**Exercise goal:** Copy out, from the entries below, each line holding the string "Kokmuiža".

───── Provided records ─────

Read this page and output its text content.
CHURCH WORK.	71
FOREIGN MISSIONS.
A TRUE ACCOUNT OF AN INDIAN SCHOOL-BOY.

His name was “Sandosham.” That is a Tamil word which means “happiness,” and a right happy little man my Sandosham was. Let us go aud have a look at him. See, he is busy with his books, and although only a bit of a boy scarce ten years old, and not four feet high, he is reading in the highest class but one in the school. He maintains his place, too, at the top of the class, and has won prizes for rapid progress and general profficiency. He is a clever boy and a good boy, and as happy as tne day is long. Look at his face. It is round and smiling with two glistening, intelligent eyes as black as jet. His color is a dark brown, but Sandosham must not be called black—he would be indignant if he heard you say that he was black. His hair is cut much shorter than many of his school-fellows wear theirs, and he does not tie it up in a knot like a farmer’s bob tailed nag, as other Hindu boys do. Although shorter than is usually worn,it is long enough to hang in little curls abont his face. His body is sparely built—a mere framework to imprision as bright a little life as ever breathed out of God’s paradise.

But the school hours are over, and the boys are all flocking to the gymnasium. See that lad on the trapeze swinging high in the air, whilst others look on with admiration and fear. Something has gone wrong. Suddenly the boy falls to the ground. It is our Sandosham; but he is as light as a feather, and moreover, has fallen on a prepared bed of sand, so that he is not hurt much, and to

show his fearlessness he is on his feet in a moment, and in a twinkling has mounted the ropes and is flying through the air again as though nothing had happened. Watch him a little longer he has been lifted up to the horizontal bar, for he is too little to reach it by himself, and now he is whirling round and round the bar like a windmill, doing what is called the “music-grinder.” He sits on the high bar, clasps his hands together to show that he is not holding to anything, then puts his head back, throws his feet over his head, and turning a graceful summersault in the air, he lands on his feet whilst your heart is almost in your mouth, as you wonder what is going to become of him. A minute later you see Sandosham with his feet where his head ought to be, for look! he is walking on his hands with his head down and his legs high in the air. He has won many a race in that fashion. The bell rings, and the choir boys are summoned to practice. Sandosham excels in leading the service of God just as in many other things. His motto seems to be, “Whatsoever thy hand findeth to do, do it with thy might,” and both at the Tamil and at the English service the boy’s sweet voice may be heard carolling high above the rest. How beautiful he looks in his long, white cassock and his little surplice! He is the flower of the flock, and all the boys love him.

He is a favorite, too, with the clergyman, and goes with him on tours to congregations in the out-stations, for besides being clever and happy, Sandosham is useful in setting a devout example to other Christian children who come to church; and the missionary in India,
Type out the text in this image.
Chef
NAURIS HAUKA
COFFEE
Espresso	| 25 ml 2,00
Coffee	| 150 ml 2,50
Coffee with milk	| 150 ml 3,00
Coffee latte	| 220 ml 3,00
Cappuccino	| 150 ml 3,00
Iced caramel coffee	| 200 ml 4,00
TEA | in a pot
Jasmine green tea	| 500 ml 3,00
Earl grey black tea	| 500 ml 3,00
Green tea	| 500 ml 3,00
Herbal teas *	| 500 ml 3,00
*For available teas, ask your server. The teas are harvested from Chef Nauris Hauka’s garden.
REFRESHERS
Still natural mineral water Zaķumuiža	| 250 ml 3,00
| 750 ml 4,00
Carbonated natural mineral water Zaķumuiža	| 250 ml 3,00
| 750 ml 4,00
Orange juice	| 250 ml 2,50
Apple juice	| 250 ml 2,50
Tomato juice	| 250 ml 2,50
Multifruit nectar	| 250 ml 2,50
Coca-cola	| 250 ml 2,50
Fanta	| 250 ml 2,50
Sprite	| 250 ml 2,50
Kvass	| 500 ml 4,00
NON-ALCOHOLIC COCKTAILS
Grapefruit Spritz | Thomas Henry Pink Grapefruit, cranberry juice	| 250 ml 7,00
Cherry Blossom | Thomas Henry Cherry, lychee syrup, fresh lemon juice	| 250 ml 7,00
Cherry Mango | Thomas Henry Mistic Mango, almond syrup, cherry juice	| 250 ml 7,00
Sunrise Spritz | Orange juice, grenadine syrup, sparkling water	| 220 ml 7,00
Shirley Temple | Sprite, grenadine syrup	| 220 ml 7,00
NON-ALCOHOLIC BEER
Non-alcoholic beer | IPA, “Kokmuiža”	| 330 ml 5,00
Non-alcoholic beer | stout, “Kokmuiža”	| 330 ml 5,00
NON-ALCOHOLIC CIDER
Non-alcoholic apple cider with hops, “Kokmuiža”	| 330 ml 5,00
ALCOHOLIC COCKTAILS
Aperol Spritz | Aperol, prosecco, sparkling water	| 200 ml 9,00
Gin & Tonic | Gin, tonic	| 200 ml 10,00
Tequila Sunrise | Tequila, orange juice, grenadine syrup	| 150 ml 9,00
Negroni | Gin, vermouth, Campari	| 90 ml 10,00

─────

**Solution to this task:**
Non-alcoholic beer | IPA, “Kokmuiža”	| 330 ml 5,00
Non-alcoholic beer | stout, “Kokmuiža”	| 330 ml 5,00
Non-alcoholic apple cider with hops, “Kokmuiža”	| 330 ml 5,00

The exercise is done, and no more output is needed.